RECORDS:
————

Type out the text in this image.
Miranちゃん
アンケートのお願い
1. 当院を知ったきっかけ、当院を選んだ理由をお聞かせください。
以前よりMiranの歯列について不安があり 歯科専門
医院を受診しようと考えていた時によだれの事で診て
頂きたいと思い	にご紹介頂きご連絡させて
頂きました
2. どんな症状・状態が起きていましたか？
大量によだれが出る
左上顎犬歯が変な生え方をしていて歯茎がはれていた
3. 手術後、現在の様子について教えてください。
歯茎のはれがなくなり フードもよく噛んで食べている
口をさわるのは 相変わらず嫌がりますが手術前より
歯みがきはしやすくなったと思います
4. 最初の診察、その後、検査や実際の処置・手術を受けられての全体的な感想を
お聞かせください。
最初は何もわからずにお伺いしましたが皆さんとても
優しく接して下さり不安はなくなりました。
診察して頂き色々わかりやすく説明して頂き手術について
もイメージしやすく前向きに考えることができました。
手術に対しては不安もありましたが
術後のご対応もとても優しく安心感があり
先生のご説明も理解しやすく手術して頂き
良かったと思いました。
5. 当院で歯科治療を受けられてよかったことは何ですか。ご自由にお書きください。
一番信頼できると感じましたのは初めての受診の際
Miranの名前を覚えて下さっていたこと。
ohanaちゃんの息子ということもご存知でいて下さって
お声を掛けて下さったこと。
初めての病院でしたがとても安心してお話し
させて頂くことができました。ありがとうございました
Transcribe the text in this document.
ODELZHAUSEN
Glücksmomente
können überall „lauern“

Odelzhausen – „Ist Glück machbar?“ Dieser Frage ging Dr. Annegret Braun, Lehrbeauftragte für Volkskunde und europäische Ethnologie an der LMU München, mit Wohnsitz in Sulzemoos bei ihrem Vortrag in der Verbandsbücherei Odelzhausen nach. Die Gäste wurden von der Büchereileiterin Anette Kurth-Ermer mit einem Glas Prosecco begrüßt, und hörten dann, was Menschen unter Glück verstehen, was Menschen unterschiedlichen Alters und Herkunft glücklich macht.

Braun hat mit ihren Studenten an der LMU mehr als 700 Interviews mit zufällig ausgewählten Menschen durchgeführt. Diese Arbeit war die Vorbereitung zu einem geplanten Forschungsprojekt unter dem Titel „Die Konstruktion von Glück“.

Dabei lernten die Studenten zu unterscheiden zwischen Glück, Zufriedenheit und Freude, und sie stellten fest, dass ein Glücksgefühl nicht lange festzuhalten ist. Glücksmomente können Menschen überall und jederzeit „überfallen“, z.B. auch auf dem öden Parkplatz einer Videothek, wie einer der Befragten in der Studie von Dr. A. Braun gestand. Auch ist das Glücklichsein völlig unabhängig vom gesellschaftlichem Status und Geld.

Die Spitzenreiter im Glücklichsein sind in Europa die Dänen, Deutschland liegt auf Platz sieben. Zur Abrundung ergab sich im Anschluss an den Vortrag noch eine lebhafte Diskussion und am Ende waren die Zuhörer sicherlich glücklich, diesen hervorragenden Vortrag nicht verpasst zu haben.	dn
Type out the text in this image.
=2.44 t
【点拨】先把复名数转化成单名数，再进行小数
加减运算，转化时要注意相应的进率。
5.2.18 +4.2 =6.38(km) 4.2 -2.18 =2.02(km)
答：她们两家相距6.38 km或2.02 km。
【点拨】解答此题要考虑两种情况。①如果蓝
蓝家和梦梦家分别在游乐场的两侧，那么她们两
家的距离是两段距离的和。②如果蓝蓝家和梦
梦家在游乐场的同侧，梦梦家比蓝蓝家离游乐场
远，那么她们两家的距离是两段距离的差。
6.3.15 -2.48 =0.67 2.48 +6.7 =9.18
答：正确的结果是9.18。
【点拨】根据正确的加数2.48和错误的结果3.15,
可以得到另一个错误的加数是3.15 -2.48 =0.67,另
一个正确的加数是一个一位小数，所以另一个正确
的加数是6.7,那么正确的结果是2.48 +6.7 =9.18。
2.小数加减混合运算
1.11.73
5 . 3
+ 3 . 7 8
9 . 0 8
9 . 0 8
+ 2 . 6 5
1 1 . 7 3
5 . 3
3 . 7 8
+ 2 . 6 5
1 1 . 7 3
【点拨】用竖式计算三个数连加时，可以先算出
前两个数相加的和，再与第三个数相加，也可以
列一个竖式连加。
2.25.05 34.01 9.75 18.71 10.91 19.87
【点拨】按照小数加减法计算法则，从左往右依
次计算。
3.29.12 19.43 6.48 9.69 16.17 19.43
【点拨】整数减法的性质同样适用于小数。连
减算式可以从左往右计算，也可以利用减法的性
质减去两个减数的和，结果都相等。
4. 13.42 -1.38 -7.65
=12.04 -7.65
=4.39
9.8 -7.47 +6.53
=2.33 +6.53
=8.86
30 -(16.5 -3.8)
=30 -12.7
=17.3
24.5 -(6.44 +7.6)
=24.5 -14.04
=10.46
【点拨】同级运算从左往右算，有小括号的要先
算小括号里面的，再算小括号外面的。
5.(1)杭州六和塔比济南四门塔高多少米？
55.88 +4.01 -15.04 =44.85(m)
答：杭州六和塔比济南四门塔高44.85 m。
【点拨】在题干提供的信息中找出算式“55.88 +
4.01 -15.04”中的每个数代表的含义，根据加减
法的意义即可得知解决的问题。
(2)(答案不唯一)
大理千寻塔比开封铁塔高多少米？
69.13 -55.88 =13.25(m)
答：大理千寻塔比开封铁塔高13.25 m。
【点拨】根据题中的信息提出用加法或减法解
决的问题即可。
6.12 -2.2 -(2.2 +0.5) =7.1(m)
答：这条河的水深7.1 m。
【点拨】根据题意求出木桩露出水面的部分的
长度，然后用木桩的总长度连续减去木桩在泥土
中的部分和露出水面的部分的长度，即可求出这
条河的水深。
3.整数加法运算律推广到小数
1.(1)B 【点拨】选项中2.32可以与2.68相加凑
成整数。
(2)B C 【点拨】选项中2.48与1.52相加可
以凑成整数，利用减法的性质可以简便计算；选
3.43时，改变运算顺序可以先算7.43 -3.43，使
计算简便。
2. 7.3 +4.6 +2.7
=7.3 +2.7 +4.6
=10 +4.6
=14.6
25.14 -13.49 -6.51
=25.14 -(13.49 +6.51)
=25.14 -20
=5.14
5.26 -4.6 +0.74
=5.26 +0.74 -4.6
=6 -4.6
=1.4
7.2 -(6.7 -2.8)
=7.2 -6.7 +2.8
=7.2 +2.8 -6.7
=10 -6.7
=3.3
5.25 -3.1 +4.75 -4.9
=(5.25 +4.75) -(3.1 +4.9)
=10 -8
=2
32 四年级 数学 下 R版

————

SHORT EXERCISE: Find each line holding "Studenten". Copy it out.

EXERCISE RESPONSE:
Braun hat mit ihren Studenten an der LMU mehr als 700 Interviews mit zufällig ausgewählten Menschen durchgeführt. Diese Arbeit war die Vorbereitung zu einem geplanten Forschungsprojekt unter dem Titel „Die Konstruktion von Glück“.
Dabei lernten die Studenten zu unterscheiden zwischen Glück, Zufriedenheit und Freude, und sie stellten fest, dass ein Glücksgefühl nicht lange festzuhalten ist. Glücksmomente können Menschen überall und jederzeit „überfallen“, z.B. auch auf dem öden Parkplatz einer Videothek, wie einer der Befragten in der Studie von Dr. A. Braun gestand. Auch ist das Glücklichsein völlig unabhängig vom gesellschaftlichem Status und Geld.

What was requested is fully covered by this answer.